Work required: Count every line in the data below where "title" occurs, then state that number and nothing more.

Material provided:
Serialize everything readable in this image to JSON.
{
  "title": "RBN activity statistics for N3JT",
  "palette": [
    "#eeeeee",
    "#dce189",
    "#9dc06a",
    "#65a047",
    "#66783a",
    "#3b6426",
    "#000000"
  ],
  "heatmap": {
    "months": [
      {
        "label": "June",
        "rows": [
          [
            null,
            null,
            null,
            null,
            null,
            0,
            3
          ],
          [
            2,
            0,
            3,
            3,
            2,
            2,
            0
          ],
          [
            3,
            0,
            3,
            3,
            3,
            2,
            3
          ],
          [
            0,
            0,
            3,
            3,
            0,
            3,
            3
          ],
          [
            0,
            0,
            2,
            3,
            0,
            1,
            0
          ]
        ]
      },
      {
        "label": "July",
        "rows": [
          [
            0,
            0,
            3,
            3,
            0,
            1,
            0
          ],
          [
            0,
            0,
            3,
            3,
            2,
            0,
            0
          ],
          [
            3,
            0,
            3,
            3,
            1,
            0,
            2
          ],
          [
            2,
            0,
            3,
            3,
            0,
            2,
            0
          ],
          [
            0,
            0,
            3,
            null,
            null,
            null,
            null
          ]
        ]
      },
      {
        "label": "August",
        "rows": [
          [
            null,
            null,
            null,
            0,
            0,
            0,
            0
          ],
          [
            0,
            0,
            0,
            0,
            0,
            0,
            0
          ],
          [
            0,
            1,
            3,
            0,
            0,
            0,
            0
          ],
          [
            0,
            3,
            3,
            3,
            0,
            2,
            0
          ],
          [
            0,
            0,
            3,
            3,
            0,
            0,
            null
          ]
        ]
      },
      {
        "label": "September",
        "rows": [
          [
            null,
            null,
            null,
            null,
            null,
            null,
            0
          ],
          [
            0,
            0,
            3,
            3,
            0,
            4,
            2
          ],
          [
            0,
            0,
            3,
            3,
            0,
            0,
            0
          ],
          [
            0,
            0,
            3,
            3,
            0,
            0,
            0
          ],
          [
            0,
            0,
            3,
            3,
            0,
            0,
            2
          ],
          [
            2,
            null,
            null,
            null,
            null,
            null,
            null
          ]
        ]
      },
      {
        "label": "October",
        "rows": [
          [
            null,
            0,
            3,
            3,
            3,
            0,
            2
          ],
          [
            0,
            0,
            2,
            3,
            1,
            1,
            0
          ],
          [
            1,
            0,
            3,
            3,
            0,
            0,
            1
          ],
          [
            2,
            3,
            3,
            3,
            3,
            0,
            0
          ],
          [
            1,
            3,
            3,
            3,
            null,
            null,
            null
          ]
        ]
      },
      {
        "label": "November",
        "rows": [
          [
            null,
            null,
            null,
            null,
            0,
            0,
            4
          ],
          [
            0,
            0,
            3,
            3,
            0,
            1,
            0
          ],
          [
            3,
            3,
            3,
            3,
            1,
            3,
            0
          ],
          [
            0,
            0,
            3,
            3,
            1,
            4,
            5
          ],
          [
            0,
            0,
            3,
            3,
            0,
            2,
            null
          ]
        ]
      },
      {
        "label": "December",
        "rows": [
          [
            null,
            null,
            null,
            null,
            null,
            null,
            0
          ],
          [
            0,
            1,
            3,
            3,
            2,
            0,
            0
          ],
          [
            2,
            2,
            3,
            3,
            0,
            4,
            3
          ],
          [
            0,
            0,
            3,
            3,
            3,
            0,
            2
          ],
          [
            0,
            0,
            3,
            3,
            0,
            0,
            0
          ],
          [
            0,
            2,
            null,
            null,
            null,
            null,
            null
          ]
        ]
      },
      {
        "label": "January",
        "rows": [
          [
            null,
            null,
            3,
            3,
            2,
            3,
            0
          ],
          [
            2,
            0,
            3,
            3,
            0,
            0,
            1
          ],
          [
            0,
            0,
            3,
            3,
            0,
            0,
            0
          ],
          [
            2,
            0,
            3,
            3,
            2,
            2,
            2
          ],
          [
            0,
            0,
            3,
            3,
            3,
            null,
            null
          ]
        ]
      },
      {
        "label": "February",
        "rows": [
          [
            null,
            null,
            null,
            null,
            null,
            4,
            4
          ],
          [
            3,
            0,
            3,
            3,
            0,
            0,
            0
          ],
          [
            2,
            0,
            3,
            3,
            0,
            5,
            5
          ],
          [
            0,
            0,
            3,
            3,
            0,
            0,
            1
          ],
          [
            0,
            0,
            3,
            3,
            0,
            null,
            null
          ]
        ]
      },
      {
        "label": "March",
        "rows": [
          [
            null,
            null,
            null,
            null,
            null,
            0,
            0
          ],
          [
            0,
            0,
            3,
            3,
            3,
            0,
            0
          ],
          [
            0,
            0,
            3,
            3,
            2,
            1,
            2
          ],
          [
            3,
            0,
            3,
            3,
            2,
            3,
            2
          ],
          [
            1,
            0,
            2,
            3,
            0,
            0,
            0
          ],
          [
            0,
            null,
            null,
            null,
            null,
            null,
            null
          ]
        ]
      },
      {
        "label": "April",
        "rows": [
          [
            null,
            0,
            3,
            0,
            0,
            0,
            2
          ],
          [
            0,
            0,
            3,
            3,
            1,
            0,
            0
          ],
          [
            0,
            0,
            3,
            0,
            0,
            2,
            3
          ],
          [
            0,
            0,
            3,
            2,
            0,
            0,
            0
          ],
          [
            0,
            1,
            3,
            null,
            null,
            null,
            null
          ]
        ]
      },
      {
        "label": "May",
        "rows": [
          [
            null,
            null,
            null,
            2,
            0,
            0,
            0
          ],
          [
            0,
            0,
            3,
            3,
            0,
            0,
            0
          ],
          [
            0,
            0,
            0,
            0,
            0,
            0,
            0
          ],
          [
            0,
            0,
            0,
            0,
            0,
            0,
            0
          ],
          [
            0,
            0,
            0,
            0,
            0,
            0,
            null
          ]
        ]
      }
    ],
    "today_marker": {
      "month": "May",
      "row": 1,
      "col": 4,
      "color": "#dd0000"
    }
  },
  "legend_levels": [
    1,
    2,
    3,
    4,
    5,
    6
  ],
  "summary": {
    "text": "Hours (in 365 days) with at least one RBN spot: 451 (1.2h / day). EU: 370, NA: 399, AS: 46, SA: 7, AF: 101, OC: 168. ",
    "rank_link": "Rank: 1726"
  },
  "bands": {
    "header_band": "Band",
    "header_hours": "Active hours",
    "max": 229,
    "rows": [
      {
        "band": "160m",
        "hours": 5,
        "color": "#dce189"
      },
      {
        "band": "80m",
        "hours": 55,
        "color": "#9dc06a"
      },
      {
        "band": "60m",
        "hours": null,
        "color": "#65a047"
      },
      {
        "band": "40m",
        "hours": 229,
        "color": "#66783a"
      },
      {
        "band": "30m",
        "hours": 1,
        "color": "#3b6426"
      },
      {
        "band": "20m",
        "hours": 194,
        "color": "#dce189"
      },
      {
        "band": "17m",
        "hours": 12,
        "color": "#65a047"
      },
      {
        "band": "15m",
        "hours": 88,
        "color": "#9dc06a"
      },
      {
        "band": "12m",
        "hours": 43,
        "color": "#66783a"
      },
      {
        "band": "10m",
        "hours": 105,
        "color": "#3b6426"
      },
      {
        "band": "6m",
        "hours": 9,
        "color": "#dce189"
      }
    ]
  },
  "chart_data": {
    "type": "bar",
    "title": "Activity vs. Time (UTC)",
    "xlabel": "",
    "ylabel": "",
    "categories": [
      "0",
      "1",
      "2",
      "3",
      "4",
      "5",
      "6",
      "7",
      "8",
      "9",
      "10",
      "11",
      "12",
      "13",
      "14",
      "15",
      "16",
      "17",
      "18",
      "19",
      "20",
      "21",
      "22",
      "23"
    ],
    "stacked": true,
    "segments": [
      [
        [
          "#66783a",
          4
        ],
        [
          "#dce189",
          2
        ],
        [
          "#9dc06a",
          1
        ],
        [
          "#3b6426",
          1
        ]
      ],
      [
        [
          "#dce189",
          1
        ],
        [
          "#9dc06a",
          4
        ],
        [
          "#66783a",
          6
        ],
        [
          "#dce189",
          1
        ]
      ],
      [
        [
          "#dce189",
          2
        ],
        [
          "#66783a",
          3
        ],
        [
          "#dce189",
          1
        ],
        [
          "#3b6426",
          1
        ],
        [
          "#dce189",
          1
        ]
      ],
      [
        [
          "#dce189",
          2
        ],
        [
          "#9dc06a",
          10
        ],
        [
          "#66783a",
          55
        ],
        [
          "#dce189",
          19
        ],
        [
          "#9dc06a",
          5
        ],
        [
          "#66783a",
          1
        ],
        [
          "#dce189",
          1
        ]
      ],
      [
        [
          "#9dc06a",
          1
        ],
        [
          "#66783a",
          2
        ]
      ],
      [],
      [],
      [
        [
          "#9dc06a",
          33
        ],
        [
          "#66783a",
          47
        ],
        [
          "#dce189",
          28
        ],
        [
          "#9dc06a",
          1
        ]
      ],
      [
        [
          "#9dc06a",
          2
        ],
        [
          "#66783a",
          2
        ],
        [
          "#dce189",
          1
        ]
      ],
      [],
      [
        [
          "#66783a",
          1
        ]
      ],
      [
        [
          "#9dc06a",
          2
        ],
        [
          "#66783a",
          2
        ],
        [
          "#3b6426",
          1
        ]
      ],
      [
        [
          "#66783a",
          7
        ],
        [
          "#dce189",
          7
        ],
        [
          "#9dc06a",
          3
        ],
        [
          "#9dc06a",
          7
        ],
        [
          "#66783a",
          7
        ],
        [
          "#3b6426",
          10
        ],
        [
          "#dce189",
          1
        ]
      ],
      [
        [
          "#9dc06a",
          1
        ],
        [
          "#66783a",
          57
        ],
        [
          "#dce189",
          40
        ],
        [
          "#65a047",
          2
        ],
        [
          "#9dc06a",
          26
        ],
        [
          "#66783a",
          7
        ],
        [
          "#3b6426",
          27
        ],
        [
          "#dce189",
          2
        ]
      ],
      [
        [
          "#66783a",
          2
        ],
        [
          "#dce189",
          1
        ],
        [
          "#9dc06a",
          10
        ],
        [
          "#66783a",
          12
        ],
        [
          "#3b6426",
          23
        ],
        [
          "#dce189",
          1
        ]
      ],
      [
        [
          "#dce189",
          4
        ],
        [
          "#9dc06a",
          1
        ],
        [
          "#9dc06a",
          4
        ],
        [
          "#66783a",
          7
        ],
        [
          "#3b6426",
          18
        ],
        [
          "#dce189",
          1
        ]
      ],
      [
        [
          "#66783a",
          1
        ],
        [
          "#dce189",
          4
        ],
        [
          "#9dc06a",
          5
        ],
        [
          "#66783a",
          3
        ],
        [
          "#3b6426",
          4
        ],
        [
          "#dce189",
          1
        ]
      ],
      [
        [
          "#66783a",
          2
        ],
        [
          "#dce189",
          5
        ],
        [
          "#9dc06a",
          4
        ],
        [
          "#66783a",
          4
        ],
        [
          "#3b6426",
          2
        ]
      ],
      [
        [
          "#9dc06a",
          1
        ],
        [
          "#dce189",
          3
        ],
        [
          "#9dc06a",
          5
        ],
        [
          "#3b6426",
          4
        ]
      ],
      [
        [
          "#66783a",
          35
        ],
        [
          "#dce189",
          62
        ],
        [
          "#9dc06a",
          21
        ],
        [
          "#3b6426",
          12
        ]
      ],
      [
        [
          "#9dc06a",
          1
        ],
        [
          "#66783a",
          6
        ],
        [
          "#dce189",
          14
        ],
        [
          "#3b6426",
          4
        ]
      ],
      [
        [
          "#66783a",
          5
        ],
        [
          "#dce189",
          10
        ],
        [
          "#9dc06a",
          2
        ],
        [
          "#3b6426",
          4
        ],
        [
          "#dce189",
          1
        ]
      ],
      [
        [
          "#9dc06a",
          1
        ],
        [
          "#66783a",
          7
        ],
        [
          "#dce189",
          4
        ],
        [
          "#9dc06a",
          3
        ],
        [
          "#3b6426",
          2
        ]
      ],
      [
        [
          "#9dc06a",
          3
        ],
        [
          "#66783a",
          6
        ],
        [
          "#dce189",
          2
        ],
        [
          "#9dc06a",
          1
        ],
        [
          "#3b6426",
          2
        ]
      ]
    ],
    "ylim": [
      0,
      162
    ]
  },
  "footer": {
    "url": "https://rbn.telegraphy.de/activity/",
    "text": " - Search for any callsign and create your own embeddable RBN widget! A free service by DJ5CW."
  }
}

Answer in full: 2